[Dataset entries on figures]
▬▬▬
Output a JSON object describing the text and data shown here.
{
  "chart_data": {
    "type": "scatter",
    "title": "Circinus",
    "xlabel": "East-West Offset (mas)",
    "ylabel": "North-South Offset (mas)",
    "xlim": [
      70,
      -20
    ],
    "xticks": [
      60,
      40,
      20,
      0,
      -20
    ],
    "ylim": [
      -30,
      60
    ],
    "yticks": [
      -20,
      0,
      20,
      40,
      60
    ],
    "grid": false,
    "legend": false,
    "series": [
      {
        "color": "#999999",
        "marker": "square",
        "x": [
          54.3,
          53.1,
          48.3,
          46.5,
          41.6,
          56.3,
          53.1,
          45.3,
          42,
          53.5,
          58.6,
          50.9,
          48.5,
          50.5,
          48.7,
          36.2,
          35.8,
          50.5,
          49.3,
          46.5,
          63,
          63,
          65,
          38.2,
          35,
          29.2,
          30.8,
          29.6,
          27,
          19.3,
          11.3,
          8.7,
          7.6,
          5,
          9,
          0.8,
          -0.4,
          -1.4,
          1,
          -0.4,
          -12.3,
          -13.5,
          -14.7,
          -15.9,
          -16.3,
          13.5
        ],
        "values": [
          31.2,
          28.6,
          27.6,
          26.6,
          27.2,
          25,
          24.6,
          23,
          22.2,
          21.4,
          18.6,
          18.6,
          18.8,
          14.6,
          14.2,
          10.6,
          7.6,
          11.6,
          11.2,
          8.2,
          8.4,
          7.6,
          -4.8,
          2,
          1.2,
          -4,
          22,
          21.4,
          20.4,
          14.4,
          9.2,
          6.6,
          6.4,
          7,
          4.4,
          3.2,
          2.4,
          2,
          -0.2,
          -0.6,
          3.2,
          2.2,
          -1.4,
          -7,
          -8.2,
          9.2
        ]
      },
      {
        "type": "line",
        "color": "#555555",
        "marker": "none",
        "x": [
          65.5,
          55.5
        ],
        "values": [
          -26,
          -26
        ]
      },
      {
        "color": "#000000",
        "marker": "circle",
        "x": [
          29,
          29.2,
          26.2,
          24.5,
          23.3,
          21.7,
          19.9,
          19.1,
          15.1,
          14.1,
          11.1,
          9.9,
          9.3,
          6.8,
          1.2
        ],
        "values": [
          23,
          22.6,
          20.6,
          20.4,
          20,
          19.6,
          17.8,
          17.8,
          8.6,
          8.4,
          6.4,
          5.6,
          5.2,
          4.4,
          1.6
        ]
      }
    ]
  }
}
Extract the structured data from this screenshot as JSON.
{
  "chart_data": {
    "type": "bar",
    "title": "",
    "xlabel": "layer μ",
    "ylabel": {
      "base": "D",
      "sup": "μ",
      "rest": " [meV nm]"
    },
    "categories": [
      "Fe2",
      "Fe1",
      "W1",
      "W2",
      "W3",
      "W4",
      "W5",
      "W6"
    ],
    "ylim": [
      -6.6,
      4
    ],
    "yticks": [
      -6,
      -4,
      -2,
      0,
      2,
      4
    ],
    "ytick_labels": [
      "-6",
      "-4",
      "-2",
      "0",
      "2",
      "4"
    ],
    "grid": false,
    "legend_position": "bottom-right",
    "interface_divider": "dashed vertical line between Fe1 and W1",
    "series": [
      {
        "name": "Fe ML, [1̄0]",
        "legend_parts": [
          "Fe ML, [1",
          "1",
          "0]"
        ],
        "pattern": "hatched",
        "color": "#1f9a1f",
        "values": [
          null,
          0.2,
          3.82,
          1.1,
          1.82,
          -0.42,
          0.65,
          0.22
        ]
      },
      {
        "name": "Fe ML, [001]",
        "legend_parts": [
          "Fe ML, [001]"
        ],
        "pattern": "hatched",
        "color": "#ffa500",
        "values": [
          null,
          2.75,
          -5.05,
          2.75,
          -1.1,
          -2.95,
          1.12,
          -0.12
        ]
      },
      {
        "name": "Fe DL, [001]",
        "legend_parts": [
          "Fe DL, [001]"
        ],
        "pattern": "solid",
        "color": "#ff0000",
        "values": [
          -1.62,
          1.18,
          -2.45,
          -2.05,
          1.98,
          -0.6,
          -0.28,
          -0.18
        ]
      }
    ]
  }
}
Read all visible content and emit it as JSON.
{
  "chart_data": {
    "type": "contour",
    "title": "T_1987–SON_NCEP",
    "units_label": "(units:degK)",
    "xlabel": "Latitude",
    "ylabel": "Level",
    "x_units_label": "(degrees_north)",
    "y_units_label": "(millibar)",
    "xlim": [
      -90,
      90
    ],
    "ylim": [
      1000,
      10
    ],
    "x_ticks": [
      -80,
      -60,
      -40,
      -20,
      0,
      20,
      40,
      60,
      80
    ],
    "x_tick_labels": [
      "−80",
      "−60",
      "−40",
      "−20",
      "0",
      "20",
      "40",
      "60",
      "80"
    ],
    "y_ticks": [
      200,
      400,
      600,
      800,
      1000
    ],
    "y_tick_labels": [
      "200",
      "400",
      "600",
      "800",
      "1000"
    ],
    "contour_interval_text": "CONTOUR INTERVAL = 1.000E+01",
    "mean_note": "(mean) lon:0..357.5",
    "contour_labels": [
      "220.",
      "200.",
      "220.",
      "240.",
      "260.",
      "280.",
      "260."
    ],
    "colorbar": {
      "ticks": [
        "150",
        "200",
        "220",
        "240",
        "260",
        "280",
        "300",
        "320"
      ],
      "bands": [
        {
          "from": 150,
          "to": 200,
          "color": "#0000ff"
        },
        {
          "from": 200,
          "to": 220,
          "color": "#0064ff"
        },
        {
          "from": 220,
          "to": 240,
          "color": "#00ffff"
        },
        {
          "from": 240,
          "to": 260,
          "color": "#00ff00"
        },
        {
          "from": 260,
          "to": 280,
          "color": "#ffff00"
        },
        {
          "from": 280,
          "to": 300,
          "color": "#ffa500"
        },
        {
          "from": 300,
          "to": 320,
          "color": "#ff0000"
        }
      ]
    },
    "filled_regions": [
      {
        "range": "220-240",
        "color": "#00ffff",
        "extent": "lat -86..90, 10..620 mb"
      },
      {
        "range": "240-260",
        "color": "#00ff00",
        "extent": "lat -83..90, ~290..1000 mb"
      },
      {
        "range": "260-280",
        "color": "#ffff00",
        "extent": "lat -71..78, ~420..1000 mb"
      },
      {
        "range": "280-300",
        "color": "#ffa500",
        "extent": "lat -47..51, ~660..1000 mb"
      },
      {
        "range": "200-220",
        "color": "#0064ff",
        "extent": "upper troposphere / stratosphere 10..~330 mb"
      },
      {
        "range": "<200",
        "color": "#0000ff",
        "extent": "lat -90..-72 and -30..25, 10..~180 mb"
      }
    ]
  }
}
▬▬▬
Given task. Each entry above is to be quoted exactly.

Result.
Output a JSON object describing the text and data shown here.
{
  "chart_data": {
    "type": "scatter",
    "title": "Circinus",
    "xlabel": "East-West Offset (mas)",
    "ylabel": "North-South Offset (mas)",
    "xlim": [
      70,
      -20
    ],
    "xticks": [
      60,
      40,
      20,
      0,
      -20
    ],
    "ylim": [
      -30,
      60
    ],
    "yticks": [
      -20,
      0,
      20,
      40,
      60
    ],
    "grid": false,
    "legend": false,
    "series": [
      {
        "color": "#999999",
        "marker": "square",
        "x": [
          54.3,
          53.1,
          48.3,
          46.5,
          41.6,
          56.3,
          53.1,
          45.3,
          42,
          53.5,
          58.6,
          50.9,
          48.5,
          50.5,
          48.7,
          36.2,
          35.8,
          50.5,
          49.3,
          46.5,
          63,
          63,
          65,
          38.2,
          35,
          29.2,
          30.8,
          29.6,
          27,
          19.3,
          11.3,
          8.7,
          7.6,
          5,
          9,
          0.8,
          -0.4,
          -1.4,
          1,
          -0.4,
          -12.3,
          -13.5,
          -14.7,
          -15.9,
          -16.3,
          13.5
        ],
        "values": [
          31.2,
          28.6,
          27.6,
          26.6,
          27.2,
          25,
          24.6,
          23,
          22.2,
          21.4,
          18.6,
          18.6,
          18.8,
          14.6,
          14.2,
          10.6,
          7.6,
          11.6,
          11.2,
          8.2,
          8.4,
          7.6,
          -4.8,
          2,
          1.2,
          -4,
          22,
          21.4,
          20.4,
          14.4,
          9.2,
          6.6,
          6.4,
          7,
          4.4,
          3.2,
          2.4,
          2,
          -0.2,
          -0.6,
          3.2,
          2.2,
          -1.4,
          -7,
          -8.2,
          9.2
        ]
      },
      {
        "type": "line",
        "color": "#555555",
        "marker": "none",
        "x": [
          65.5,
          55.5
        ],
        "values": [
          -26,
          -26
        ]
      },
      {
        "color": "#000000",
        "marker": "circle",
        "x": [
          29,
          29.2,
          26.2,
          24.5,
          23.3,
          21.7,
          19.9,
          19.1,
          15.1,
          14.1,
          11.1,
          9.9,
          9.3,
          6.8,
          1.2
        ],
        "values": [
          23,
          22.6,
          20.6,
          20.4,
          20,
          19.6,
          17.8,
          17.8,
          8.6,
          8.4,
          6.4,
          5.6,
          5.2,
          4.4,
          1.6
        ]
      }
    ]
  }
}
Extract the structured data from this screenshot as JSON.
{
  "chart_data": {
    "type": "bar",
    "title": "",
    "xlabel": "layer μ",
    "ylabel": {
      "base": "D",
      "sup": "μ",
      "rest": " [meV nm]"
    },
    "categories": [
      "Fe2",
      "Fe1",
      "W1",
      "W2",
      "W3",
      "W4",
      "W5",
      "W6"
    ],
    "ylim": [
      -6.6,
      4
    ],
    "yticks": [
      -6,
      -4,
      -2,
      0,
      2,
      4
    ],
    "ytick_labels": [
      "-6",
      "-4",
      "-2",
      "0",
      "2",
      "4"
    ],
    "grid": false,
    "legend_position": "bottom-right",
    "interface_divider": "dashed vertical line between Fe1 and W1",
    "series": [
      {
        "name": "Fe ML, [1̄0]",
        "legend_parts": [
          "Fe ML, [1",
          "1",
          "0]"
        ],
        "pattern": "hatched",
        "color": "#1f9a1f",
        "values": [
          null,
          0.2,
          3.82,
          1.1,
          1.82,
          -0.42,
          0.65,
          0.22
        ]
      },
      {
        "name": "Fe ML, [001]",
        "legend_parts": [
          "Fe ML, [001]"
        ],
        "pattern": "hatched",
        "color": "#ffa500",
        "values": [
          null,
          2.75,
          -5.05,
          2.75,
          -1.1,
          -2.95,
          1.12,
          -0.12
        ]
      },
      {
        "name": "Fe DL, [001]",
        "legend_parts": [
          "Fe DL, [001]"
        ],
        "pattern": "solid",
        "color": "#ff0000",
        "values": [
          -1.62,
          1.18,
          -2.45,
          -2.05,
          1.98,
          -0.6,
          -0.28,
          -0.18
        ]
      }
    ]
  }
}
Read all visible content and emit it as JSON.
{
  "chart_data": {
    "type": "contour",
    "title": "T_1987–SON_NCEP",
    "units_label": "(units:degK)",
    "xlabel": "Latitude",
    "ylabel": "Level",
    "x_units_label": "(degrees_north)",
    "y_units_label": "(millibar)",
    "xlim": [
      -90,
      90
    ],
    "ylim": [
      1000,
      10
    ],
    "x_ticks": [
      -80,
      -60,
      -40,
      -20,
      0,
      20,
      40,
      60,
      80
    ],
    "x_tick_labels": [
      "−80",
      "−60",
      "−40",
      "−20",
      "0",
      "20",
      "40",
      "60",
      "80"
    ],
    "y_ticks": [
      200,
      400,
      600,
      800,
      1000
    ],
    "y_tick_labels": [
      "200",
      "400",
      "600",
      "800",
      "1000"
    ],
    "contour_interval_text": "CONTOUR INTERVAL = 1.000E+01",
    "mean_note": "(mean) lon:0..357.5",
    "contour_labels": [
      "220.",
      "200.",
      "220.",
      "240.",
      "260.",
      "280.",
      "260."
    ],
    "colorbar": {
      "ticks": [
        "150",
        "200",
        "220",
        "240",
        "260",
        "280",
        "300",
        "320"
      ],
      "bands": [
        {
          "from": 150,
          "to": 200,
          "color": "#0000ff"
        },
        {
          "from": 200,
          "to": 220,
          "color": "#0064ff"
        },
        {
          "from": 220,
          "to": 240,
          "color": "#00ffff"
        },
        {
          "from": 240,
          "to": 260,
          "color": "#00ff00"
        },
        {
          "from": 260,
          "to": 280,
          "color": "#ffff00"
        },
        {
          "from": 280,
          "to": 300,
          "color": "#ffa500"
        },
        {
          "from": 300,
          "to": 320,
          "color": "#ff0000"
        }
      ]
    },
    "filled_regions": [
      {
        "range": "220-240",
        "color": "#00ffff",
        "extent": "lat -86..90, 10..620 mb"
      },
      {
        "range": "240-260",
        "color": "#00ff00",
        "extent": "lat -83..90, ~290..1000 mb"
      },
      {
        "range": "260-280",
        "color": "#ffff00",
        "extent": "lat -71..78, ~420..1000 mb"
      },
      {
        "range": "280-300",
        "color": "#ffa500",
        "extent": "lat -47..51, ~660..1000 mb"
      },
      {
        "range": "200-220",
        "color": "#0064ff",
        "extent": "upper troposphere / stratosphere 10..~330 mb"
      },
      {
        "range": "<200",
        "color": "#0000ff",
        "extent": "lat -90..-72 and -30..25, 10..~180 mb"
      }
    ]
  }
}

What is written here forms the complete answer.